— THE PROBLEM —
Select the lines that contain "name" and copy each of them.

— RECORD EXCERPTS —
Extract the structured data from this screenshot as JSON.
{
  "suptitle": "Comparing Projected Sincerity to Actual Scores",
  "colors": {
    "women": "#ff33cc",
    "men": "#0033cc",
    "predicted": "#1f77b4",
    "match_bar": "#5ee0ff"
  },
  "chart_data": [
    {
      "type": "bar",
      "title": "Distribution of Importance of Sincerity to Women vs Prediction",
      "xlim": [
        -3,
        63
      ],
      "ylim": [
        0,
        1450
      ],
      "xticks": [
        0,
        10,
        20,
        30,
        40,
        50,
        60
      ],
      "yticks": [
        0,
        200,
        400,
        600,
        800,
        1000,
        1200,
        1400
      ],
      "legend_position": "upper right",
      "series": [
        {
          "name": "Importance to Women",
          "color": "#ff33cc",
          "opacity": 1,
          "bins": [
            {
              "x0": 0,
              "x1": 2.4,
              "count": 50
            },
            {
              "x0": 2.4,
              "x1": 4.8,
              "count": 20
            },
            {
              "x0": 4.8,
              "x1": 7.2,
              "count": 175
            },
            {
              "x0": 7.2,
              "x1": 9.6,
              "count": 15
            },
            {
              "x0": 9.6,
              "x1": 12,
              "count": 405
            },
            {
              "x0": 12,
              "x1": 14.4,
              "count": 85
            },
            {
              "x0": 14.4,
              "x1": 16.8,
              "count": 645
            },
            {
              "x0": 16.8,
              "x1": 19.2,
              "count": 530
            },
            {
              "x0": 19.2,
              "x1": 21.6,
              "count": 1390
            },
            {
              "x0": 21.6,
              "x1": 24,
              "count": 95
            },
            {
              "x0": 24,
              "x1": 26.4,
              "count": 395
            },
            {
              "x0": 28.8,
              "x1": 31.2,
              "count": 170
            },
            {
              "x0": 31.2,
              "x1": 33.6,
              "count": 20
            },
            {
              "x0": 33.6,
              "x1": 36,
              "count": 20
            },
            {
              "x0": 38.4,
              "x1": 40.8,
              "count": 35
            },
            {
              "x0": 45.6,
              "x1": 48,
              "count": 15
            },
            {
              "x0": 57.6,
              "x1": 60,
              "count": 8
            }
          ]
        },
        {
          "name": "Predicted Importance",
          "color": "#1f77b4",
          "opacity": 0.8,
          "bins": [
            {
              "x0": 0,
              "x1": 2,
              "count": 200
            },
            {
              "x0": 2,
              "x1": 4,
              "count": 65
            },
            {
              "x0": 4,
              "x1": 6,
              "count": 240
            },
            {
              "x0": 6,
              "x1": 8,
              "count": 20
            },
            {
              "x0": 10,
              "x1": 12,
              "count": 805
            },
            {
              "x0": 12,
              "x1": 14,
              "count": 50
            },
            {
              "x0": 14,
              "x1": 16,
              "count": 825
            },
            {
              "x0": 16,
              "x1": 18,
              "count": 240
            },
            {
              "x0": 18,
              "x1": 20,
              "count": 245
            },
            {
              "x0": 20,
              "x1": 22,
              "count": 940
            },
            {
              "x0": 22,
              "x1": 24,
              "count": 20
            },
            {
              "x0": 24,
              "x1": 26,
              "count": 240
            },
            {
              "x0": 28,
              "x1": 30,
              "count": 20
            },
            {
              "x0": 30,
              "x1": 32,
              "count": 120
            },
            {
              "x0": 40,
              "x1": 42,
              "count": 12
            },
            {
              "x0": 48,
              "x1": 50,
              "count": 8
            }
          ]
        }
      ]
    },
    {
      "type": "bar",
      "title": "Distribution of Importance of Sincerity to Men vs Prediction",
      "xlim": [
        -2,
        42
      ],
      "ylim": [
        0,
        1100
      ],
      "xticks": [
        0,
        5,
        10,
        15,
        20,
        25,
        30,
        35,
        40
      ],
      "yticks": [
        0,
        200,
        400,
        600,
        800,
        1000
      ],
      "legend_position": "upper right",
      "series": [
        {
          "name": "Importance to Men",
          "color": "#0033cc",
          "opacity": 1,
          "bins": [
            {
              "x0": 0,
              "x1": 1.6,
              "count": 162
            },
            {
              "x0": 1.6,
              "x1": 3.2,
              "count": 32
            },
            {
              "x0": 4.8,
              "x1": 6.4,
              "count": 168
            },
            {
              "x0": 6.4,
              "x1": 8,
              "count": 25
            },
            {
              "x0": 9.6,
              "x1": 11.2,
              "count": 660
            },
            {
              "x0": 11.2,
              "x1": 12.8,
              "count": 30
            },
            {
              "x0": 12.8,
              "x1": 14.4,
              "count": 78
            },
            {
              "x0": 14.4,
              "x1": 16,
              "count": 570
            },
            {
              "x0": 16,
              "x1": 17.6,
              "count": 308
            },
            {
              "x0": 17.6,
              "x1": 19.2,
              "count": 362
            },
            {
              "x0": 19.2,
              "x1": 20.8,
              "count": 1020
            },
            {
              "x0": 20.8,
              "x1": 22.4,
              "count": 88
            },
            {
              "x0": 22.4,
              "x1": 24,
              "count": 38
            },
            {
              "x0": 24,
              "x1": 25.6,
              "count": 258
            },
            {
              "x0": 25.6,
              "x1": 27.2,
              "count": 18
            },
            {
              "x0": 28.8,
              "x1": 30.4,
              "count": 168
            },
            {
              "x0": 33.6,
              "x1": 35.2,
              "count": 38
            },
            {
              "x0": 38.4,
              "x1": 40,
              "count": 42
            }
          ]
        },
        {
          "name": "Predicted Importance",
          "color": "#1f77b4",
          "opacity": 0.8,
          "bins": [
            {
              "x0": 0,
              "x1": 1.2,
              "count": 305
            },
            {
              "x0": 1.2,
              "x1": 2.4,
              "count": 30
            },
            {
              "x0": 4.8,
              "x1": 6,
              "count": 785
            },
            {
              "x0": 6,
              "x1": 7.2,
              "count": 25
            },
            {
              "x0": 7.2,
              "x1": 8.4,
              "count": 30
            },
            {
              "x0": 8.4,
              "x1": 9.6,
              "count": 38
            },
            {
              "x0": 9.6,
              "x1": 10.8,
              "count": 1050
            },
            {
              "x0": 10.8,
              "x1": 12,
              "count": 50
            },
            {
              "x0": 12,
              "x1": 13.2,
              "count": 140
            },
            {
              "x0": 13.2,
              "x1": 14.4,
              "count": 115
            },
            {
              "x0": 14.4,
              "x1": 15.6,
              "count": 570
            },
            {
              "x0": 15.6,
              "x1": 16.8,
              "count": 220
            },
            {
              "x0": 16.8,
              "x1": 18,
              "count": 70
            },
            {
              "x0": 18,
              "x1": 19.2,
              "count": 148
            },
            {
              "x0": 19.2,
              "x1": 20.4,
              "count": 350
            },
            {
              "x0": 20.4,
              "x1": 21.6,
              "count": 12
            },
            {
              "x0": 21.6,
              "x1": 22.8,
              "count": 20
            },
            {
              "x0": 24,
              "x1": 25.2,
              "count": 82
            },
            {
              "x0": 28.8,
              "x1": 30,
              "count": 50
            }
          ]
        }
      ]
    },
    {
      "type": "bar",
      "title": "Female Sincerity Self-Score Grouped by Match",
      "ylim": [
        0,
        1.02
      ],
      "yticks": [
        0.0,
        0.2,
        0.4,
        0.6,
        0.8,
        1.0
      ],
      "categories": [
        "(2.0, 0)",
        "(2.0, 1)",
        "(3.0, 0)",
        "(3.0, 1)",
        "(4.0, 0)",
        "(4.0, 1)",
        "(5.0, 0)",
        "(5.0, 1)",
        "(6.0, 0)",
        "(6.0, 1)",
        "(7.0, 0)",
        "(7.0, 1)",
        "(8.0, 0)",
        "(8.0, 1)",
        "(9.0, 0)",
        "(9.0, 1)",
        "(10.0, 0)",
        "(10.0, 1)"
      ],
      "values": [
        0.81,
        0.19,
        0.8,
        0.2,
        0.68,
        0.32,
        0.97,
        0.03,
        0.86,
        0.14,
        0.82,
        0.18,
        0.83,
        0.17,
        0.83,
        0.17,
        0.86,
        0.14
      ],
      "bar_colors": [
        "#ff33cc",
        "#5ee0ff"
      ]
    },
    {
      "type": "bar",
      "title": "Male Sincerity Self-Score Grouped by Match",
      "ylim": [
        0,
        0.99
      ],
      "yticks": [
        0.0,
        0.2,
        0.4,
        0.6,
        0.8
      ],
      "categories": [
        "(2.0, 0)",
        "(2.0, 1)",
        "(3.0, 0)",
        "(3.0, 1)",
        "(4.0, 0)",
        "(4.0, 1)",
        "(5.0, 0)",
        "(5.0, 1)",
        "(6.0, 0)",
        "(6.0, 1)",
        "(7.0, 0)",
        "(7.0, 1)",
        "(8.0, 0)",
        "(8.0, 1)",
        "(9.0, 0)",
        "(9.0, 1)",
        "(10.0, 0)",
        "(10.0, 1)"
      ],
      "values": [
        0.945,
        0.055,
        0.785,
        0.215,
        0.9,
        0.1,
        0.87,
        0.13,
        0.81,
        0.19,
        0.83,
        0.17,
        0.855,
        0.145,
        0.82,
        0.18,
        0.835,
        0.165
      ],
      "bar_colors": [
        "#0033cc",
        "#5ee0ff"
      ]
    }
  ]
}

— RIGHT ANSWER —
          "name": "Importance to Women",
          "name": "Predicted Importance",
          "name": "Importance to Men",
          "name": "Predicted Importance",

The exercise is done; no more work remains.